== SET EXERCISE ==
Can all of these lines be returned exactly?

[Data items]
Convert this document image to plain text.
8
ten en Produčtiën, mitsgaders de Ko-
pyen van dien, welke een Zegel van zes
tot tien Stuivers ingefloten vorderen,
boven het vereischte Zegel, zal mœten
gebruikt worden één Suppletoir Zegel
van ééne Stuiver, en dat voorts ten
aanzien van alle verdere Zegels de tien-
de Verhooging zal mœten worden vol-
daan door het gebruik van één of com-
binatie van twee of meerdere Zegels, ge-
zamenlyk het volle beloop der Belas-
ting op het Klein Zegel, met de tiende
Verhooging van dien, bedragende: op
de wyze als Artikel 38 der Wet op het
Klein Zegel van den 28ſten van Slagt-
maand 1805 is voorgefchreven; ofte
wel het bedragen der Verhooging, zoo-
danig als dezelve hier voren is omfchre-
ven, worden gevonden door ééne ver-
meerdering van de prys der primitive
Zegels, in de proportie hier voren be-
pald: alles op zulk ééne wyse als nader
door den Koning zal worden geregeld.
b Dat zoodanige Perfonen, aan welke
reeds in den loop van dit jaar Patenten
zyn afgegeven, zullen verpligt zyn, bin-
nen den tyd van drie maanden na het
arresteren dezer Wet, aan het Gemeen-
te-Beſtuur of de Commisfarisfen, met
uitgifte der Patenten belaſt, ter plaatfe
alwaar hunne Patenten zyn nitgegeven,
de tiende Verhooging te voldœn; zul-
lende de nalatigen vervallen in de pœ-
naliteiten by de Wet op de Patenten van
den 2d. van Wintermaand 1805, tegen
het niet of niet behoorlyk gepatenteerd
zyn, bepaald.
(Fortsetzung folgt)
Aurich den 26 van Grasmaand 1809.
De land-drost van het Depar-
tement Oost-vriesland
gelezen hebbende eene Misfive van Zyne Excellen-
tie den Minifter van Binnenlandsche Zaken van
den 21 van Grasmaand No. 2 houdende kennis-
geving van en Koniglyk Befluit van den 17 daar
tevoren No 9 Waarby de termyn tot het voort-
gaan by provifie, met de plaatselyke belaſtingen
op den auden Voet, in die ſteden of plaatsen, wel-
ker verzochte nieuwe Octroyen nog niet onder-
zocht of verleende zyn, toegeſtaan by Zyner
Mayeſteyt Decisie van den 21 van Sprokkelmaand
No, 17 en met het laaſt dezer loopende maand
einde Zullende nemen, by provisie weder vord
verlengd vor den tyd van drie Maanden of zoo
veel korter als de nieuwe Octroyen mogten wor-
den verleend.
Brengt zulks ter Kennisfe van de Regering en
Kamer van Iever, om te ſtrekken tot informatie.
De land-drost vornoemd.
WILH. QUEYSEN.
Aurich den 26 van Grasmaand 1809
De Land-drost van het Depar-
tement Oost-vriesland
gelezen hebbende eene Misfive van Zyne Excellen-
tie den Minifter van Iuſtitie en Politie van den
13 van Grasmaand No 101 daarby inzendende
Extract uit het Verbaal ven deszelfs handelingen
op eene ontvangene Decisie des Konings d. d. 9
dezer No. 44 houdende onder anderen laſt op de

== TASK OUTPUT ==
Convert this document image to plain text.
8
ten en Produčtiën, mitsgaders de Ko-
pyen van dien, welke een Zegel van zes
tot tien Stuivers ingefloten vorderen,
boven het vereischte Zegel, zal mœten
gebruikt worden één Suppletoir Zegel
van ééne Stuiver, en dat voorts ten
aanzien van alle verdere Zegels de tien-
de Verhooging zal mœten worden vol-
daan door het gebruik van één of com-
binatie van twee of meerdere Zegels, ge-
zamenlyk het volle beloop der Belas-
ting op het Klein Zegel, met de tiende
Verhooging van dien, bedragende: op
de wyze als Artikel 38 der Wet op het
Klein Zegel van den 28ſten van Slagt-
maand 1805 is voorgefchreven; ofte
wel het bedragen der Verhooging, zoo-
danig als dezelve hier voren is omfchre-
ven, worden gevonden door ééne ver-
meerdering van de prys der primitive
Zegels, in de proportie hier voren be-
pald: alles op zulk ééne wyse als nader
door den Koning zal worden geregeld.
b Dat zoodanige Perfonen, aan welke
reeds in den loop van dit jaar Patenten
zyn afgegeven, zullen verpligt zyn, bin-
nen den tyd van drie maanden na het
arresteren dezer Wet, aan het Gemeen-
te-Beſtuur of de Commisfarisfen, met
uitgifte der Patenten belaſt, ter plaatfe
alwaar hunne Patenten zyn nitgegeven,
de tiende Verhooging te voldœn; zul-
lende de nalatigen vervallen in de pœ-
naliteiten by de Wet op de Patenten van
den 2d. van Wintermaand 1805, tegen
het niet of niet behoorlyk gepatenteerd
zyn, bepaald.
(Fortsetzung folgt)
Aurich den 26 van Grasmaand 1809.
De land-drost van het Depar-
tement Oost-vriesland
gelezen hebbende eene Misfive van Zyne Excellen-
tie den Minifter van Binnenlandsche Zaken van
den 21 van Grasmaand No. 2 houdende kennis-
geving van en Koniglyk Befluit van den 17 daar
tevoren No 9 Waarby de termyn tot het voort-
gaan by provifie, met de plaatselyke belaſtingen
op den auden Voet, in die ſteden of plaatsen, wel-
ker verzochte nieuwe Octroyen nog niet onder-
zocht of verleende zyn, toegeſtaan by Zyner
Mayeſteyt Decisie van den 21 van Sprokkelmaand
No, 17 en met het laaſt dezer loopende maand
einde Zullende nemen, by provisie weder vord
verlengd vor den tyd van drie Maanden of zoo
veel korter als de nieuwe Octroyen mogten wor-
den verleend.
Brengt zulks ter Kennisfe van de Regering en
Kamer van Iever, om te ſtrekken tot informatie.
De land-drost vornoemd.
WILH. QUEYSEN.
Aurich den 26 van Grasmaand 1809
De Land-drost van het Depar-
tement Oost-vriesland
gelezen hebbende eene Misfive van Zyne Excellen-
tie den Minifter van Iuſtitie en Politie van den
13 van Grasmaand No 101 daarby inzendende
Extract uit het Verbaal ven deszelfs handelingen
op eene ontvangene Decisie des Konings d. d. 9
dezer No. 44 houdende onder anderen laſt op de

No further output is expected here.